Clone ou Colon
Exposition pour la Nocturne de la Rive Droite
6 au 30 juin
L’exposition: «Esthétique du divers: colonialisme et clonage» marque le retour de la maison Henriot sur la scène artistique. Un homme peut-il en dominer un autre ? Peut-il dominer la nature elle-même ? Prométhée n’est-il réellement qu’un personnage de mythe ? Telles sont les questions anciennes et toujours d’actualités que posent les bustes en céramique d’Anna Quinquaud et de Loïc Bodin.
Elles sont deux, l’une noire et l’autre blanche, comme les pièces d’un échiquier. Ce sont, de prime abord, forcément des pions, stylisés certes ; car leur destin paraît inéluctablement décidé par d’autres. De l’esclave au sauvage, de la soumission à l’expérimentation, de la colonisée à la clonée, de l’Africaine rendue servile à l’animal engendré sur commande, aucune de ces deux créatures ne peut se déclarer autonome, indépendante, insoumise.Les maîtres du jeu ne sont d’ailleurs ni Anna Quinquaud, ni Loïc Bodin, mais bel et bien les rouages d’une société de domination.

- **JEU DE DONNÉES**:
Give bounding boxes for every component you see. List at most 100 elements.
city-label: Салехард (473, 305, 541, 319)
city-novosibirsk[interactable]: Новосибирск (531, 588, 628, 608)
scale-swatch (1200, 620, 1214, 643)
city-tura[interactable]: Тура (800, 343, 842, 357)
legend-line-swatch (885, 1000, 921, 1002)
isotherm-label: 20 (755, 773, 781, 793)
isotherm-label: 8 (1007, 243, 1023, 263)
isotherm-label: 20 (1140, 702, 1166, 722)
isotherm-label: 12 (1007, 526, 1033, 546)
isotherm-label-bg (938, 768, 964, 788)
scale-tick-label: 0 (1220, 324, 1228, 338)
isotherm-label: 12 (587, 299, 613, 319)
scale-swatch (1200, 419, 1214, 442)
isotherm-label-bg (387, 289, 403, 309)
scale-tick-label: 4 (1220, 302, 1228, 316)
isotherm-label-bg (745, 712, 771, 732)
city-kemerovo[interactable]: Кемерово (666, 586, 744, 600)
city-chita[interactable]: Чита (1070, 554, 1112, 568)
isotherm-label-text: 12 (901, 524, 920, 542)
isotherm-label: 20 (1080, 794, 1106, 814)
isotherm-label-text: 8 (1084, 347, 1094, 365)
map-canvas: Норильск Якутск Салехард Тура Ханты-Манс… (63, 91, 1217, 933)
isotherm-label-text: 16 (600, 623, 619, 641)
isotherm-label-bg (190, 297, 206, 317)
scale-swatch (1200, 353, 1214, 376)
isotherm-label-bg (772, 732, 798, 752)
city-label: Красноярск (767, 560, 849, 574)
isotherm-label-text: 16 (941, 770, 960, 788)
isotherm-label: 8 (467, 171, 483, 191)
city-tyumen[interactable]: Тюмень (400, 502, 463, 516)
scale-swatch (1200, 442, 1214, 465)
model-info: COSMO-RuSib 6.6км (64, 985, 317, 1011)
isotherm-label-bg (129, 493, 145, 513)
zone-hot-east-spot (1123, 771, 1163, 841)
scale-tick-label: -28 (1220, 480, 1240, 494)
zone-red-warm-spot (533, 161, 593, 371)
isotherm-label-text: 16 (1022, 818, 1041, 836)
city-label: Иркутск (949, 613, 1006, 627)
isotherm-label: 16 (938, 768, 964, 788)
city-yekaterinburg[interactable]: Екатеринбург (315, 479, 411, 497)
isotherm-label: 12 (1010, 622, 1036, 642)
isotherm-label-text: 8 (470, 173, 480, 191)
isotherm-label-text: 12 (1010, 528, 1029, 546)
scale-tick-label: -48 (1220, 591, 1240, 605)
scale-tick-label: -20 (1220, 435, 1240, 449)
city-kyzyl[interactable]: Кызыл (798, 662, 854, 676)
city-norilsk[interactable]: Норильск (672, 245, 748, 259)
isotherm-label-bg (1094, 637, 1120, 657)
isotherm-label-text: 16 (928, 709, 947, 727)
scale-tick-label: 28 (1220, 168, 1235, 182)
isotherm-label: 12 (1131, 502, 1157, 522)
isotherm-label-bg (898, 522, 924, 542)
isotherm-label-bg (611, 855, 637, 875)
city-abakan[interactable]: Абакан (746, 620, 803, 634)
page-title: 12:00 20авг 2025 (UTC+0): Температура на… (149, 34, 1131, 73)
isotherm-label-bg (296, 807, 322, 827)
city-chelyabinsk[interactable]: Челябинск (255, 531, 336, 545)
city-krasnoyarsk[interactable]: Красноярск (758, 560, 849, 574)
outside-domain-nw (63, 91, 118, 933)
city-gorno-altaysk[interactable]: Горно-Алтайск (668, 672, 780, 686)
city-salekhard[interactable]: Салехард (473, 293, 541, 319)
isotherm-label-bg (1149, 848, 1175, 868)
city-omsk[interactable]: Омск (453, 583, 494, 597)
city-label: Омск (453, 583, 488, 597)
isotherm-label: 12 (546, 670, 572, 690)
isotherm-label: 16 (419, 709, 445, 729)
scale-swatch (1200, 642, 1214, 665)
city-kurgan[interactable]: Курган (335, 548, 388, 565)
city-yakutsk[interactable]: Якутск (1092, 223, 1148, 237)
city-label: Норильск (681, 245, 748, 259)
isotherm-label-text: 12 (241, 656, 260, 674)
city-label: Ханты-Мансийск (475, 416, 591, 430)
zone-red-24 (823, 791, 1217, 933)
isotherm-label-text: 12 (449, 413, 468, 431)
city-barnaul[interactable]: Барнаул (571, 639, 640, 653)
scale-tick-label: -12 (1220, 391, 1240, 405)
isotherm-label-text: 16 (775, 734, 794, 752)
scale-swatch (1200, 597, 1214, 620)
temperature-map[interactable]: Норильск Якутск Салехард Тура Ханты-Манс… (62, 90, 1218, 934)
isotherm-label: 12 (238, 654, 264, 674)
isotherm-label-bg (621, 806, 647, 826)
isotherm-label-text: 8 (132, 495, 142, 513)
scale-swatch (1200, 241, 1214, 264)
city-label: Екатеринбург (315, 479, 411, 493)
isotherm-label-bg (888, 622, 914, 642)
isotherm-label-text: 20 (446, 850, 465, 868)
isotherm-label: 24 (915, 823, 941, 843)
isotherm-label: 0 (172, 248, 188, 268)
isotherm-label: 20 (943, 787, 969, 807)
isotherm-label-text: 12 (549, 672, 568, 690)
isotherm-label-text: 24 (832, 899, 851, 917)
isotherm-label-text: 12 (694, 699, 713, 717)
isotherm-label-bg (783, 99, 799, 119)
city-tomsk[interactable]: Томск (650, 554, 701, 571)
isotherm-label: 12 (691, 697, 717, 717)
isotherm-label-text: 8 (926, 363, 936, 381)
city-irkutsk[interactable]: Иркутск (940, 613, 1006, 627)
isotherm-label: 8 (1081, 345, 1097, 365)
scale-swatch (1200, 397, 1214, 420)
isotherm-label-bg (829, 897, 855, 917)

- **TÂCHE À RÉALISER**: Reprenez le texte sur l’exposition « Clone ou Colon » à la suite de sa dernière phrase.

- **RÉSULTAT OBTENU**:
Regardons-les en respectant la chronologie. La Femme du Fouta-Djalon – cette vaste région charnière et toujours troublante de l’actuelle Guinée Conakry – a été conçue en écho à la première exposition coloniale qui s’est tenue à Vincennes, en 1931. Les peuples des colonies y ont été exhibés, tandis que, au même moment, Pierre Vérité installait sa célèbre galerie d’«art primitif» dans ses locaux d’aujourd’hui, et qu’ont fréquenté notamment tous les Montparnos. L’art tribal comme les colonisés sont à la mode et forcent la porte des ateliers d’artistes. Les uns s’abreuvent au primitivisme, les autres à l’africanisme. Ce buste d’une femme noire sans nom, parée de bijoux, sera reproduit en couverture du numéro spécial que L’Illustration consacre à l’Exposition coloniale.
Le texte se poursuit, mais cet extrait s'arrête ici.